(Items from a data source)
******

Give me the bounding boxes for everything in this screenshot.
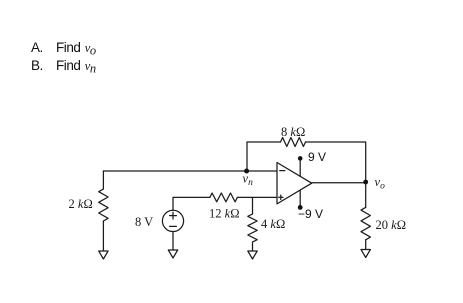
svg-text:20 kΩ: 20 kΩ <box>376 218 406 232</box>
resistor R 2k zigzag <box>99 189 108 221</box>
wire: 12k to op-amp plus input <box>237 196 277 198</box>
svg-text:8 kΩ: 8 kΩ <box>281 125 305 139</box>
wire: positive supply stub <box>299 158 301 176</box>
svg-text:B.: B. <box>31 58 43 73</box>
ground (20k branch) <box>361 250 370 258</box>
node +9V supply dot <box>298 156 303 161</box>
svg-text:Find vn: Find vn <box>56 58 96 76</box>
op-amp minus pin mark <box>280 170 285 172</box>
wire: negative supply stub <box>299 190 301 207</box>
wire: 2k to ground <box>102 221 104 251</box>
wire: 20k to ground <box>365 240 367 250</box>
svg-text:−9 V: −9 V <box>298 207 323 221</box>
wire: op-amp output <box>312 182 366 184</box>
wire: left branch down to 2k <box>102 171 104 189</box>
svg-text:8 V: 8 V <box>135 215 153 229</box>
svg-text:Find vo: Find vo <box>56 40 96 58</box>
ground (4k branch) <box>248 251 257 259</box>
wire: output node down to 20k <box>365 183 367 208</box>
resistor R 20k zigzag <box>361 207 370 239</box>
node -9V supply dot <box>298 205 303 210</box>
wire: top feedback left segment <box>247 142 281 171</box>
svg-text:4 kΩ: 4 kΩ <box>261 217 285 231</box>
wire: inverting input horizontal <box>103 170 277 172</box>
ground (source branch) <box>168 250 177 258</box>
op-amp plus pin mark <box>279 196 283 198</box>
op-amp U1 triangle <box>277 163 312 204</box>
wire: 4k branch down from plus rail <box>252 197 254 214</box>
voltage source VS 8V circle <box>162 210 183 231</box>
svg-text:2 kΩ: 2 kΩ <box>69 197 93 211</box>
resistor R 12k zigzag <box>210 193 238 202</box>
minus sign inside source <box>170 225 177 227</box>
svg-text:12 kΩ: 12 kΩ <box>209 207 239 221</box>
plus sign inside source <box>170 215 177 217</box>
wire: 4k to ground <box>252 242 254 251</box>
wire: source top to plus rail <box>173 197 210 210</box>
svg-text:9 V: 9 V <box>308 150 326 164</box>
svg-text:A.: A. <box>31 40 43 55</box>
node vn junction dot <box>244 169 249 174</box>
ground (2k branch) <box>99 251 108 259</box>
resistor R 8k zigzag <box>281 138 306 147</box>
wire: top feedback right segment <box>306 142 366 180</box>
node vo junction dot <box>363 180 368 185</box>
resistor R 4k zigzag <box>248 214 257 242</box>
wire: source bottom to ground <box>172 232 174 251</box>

******

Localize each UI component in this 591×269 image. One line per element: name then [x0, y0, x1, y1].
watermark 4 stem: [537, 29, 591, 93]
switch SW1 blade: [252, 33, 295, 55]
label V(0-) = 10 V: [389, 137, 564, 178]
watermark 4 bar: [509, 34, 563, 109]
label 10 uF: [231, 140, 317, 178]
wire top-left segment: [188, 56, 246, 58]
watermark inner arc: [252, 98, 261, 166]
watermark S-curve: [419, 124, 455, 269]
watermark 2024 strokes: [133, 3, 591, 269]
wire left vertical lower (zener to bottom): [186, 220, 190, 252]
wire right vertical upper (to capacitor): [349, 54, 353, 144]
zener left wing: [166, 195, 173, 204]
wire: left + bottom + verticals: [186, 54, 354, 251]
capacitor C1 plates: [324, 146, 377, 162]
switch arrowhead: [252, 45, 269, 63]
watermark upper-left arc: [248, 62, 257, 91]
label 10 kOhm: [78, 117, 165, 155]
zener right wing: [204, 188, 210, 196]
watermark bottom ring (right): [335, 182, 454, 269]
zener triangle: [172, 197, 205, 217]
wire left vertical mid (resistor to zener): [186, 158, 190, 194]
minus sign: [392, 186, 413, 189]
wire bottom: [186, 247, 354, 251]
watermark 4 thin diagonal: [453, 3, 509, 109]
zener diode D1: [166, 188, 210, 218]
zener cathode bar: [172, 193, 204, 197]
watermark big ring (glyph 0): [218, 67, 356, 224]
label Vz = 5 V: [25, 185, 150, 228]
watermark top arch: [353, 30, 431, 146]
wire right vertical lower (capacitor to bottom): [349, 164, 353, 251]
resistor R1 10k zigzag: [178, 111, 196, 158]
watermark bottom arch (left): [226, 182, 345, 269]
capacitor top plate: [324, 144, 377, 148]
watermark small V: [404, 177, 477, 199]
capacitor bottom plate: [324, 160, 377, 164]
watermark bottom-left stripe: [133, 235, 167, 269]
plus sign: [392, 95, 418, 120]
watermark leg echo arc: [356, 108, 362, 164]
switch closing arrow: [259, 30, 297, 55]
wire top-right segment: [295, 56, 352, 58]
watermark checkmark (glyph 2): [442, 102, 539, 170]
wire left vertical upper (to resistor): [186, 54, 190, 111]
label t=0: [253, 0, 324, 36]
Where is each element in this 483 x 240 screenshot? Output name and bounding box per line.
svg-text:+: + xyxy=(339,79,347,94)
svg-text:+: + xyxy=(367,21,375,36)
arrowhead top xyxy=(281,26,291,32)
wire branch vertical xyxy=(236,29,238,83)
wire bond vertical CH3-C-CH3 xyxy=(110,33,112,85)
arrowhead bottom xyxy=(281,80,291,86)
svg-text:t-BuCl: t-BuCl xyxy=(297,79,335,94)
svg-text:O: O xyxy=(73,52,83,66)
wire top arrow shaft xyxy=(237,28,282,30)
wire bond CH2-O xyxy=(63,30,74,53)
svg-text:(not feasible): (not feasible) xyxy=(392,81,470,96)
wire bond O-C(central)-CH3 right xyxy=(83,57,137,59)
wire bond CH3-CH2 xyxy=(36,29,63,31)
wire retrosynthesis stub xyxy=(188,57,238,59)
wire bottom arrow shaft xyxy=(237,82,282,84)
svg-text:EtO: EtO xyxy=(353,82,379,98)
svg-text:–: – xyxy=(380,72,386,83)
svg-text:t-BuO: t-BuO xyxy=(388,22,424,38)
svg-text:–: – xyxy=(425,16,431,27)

******

» **INSTRUCTIONS TO FOLLOW**: Please pull out every line in the listing above that contains the string "bond".

» **ANSWER IN FULL**:
wire bond vertical CH3-C-CH3 xyxy=(110,33,112,85)
wire bond CH2-O xyxy=(63,30,74,53)
wire bond O-C(central)-CH3 right xyxy=(83,57,137,59)
wire bond CH3-CH2 xyxy=(36,29,63,31)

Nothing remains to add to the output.